**Task description:**
Reproduce this listing in full.

**Records supplied:**
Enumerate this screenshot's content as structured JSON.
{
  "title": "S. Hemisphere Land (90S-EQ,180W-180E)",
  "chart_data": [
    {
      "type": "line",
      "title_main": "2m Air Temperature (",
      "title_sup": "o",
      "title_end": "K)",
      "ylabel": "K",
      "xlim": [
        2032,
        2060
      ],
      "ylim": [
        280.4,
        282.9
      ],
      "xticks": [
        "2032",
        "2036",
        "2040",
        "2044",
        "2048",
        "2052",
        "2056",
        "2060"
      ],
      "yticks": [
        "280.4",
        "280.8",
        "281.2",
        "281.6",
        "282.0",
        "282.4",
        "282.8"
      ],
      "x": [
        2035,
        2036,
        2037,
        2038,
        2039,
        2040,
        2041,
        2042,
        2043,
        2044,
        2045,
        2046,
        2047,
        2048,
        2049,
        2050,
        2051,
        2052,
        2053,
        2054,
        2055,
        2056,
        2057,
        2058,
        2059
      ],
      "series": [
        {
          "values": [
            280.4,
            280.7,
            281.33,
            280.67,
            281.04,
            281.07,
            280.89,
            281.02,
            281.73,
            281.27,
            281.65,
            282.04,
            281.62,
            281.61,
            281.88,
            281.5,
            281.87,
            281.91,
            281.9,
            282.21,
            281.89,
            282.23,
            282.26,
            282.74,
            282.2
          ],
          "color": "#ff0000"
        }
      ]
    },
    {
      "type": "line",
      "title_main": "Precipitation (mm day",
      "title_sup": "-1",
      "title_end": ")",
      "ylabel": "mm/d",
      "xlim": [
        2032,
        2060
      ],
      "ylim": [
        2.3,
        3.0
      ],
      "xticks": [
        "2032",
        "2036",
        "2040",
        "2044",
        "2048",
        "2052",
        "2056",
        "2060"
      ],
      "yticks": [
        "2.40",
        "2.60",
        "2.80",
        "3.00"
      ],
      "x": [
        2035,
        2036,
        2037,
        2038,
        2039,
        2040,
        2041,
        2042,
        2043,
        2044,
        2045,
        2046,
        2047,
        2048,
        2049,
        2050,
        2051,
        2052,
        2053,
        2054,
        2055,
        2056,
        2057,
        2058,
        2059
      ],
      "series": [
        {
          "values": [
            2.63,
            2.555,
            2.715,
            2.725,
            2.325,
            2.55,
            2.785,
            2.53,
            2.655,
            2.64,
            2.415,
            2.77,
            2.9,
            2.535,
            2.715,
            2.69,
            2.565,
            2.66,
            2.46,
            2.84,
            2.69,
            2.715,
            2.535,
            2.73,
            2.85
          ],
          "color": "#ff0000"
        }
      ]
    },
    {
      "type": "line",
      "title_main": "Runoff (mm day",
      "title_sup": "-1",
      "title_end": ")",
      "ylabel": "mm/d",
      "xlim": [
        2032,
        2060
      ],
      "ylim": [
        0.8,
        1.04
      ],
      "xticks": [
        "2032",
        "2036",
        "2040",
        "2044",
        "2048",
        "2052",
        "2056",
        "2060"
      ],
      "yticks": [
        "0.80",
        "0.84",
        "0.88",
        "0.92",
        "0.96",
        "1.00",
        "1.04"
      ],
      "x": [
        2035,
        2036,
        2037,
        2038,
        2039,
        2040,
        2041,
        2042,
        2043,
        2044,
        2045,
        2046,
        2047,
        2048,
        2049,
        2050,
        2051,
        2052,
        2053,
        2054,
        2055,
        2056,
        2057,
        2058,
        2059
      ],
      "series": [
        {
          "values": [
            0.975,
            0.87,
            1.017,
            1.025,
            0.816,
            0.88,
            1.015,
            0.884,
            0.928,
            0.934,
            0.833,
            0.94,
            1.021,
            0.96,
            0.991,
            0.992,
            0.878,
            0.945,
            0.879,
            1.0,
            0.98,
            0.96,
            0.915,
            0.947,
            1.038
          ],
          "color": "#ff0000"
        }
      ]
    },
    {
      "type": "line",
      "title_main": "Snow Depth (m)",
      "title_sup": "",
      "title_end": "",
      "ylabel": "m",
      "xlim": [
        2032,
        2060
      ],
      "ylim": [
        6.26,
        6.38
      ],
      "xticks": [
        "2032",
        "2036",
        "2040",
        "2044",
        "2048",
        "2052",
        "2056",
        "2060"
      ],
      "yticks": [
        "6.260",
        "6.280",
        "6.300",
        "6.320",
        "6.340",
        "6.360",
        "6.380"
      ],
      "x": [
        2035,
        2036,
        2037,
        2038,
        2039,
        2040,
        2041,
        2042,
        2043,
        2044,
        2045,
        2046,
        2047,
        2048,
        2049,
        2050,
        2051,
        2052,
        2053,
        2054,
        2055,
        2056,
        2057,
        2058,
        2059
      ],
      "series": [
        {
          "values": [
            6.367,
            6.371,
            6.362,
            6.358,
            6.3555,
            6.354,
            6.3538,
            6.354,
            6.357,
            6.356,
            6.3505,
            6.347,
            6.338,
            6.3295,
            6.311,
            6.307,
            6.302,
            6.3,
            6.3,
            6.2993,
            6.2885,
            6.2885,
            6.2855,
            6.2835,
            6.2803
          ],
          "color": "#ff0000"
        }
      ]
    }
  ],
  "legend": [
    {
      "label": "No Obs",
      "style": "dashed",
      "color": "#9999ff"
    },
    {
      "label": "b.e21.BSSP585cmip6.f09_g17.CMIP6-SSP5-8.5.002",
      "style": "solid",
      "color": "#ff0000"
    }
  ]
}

**Response to the task:**
Enumerate this screenshot's content as structured JSON.
{
  "title": "S. Hemisphere Land (90S-EQ,180W-180E)",
  "chart_data": [
    {
      "type": "line",
      "title_main": "2m Air Temperature (",
      "title_sup": "o",
      "title_end": "K)",
      "ylabel": "K",
      "xlim": [
        2032,
        2060
      ],
      "ylim": [
        280.4,
        282.9
      ],
      "xticks": [
        "2032",
        "2036",
        "2040",
        "2044",
        "2048",
        "2052",
        "2056",
        "2060"
      ],
      "yticks": [
        "280.4",
        "280.8",
        "281.2",
        "281.6",
        "282.0",
        "282.4",
        "282.8"
      ],
      "x": [
        2035,
        2036,
        2037,
        2038,
        2039,
        2040,
        2041,
        2042,
        2043,
        2044,
        2045,
        2046,
        2047,
        2048,
        2049,
        2050,
        2051,
        2052,
        2053,
        2054,
        2055,
        2056,
        2057,
        2058,
        2059
      ],
      "series": [
        {
          "values": [
            280.4,
            280.7,
            281.33,
            280.67,
            281.04,
            281.07,
            280.89,
            281.02,
            281.73,
            281.27,
            281.65,
            282.04,
            281.62,
            281.61,
            281.88,
            281.5,
            281.87,
            281.91,
            281.9,
            282.21,
            281.89,
            282.23,
            282.26,
            282.74,
            282.2
          ],
          "color": "#ff0000"
        }
      ]
    },
    {
      "type": "line",
      "title_main": "Precipitation (mm day",
      "title_sup": "-1",
      "title_end": ")",
      "ylabel": "mm/d",
      "xlim": [
        2032,
        2060
      ],
      "ylim": [
        2.3,
        3.0
      ],
      "xticks": [
        "2032",
        "2036",
        "2040",
        "2044",
        "2048",
        "2052",
        "2056",
        "2060"
      ],
      "yticks": [
        "2.40",
        "2.60",
        "2.80",
        "3.00"
      ],
      "x": [
        2035,
        2036,
        2037,
        2038,
        2039,
        2040,
        2041,
        2042,
        2043,
        2044,
        2045,
        2046,
        2047,
        2048,
        2049,
        2050,
        2051,
        2052,
        2053,
        2054,
        2055,
        2056,
        2057,
        2058,
        2059
      ],
      "series": [
        {
          "values": [
            2.63,
            2.555,
            2.715,
            2.725,
            2.325,
            2.55,
            2.785,
            2.53,
            2.655,
            2.64,
            2.415,
            2.77,
            2.9,
            2.535,
            2.715,
            2.69,
            2.565,
            2.66,
            2.46,
            2.84,
            2.69,
            2.715,
            2.535,
            2.73,
            2.85
          ],
          "color": "#ff0000"
        }
      ]
    },
    {
      "type": "line",
      "title_main": "Runoff (mm day",
      "title_sup": "-1",
      "title_end": ")",
      "ylabel": "mm/d",
      "xlim": [
        2032,
        2060
      ],
      "ylim": [
        0.8,
        1.04
      ],
      "xticks": [
        "2032",
        "2036",
        "2040",
        "2044",
        "2048",
        "2052",
        "2056",
        "2060"
      ],
      "yticks": [
        "0.80",
        "0.84",
        "0.88",
        "0.92",
        "0.96",
        "1.00",
        "1.04"
      ],
      "x": [
        2035,
        2036,
        2037,
        2038,
        2039,
        2040,
        2041,
        2042,
        2043,
        2044,
        2045,
        2046,
        2047,
        2048,
        2049,
        2050,
        2051,
        2052,
        2053,
        2054,
        2055,
        2056,
        2057,
        2058,
        2059
      ],
      "series": [
        {
          "values": [
            0.975,
            0.87,
            1.017,
            1.025,
            0.816,
            0.88,
            1.015,
            0.884,
            0.928,
            0.934,
            0.833,
            0.94,
            1.021,
            0.96,
            0.991,
            0.992,
            0.878,
            0.945,
            0.879,
            1.0,
            0.98,
            0.96,
            0.915,
            0.947,
            1.038
          ],
          "color": "#ff0000"
        }
      ]
    },
    {
      "type": "line",
      "title_main": "Snow Depth (m)",
      "title_sup": "",
      "title_end": "",
      "ylabel": "m",
      "xlim": [
        2032,
        2060
      ],
      "ylim": [
        6.26,
        6.38
      ],
      "xticks": [
        "2032",
        "2036",
        "2040",
        "2044",
        "2048",
        "2052",
        "2056",
        "2060"
      ],
      "yticks": [
        "6.260",
        "6.280",
        "6.300",
        "6.320",
        "6.340",
        "6.360",
        "6.380"
      ],
      "x": [
        2035,
        2036,
        2037,
        2038,
        2039,
        2040,
        2041,
        2042,
        2043,
        2044,
        2045,
        2046,
        2047,
        2048,
        2049,
        2050,
        2051,
        2052,
        2053,
        2054,
        2055,
        2056,
        2057,
        2058,
        2059
      ],
      "series": [
        {
          "values": [
            6.367,
            6.371,
            6.362,
            6.358,
            6.3555,
            6.354,
            6.3538,
            6.354,
            6.357,
            6.356,
            6.3505,
            6.347,
            6.338,
            6.3295,
            6.311,
            6.307,
            6.302,
            6.3,
            6.3,
            6.2993,
            6.2885,
            6.2885,
            6.2855,
            6.2835,
            6.2803
          ],
          "color": "#ff0000"
        }
      ]
    }
  ],
  "legend": [
    {
      "label": "No Obs",
      "style": "dashed",
      "color": "#9999ff"
    },
    {
      "label": "b.e21.BSSP585cmip6.f09_g17.CMIP6-SSP5-8.5.002",
      "style": "solid",
      "color": "#ff0000"
    }
  ]
}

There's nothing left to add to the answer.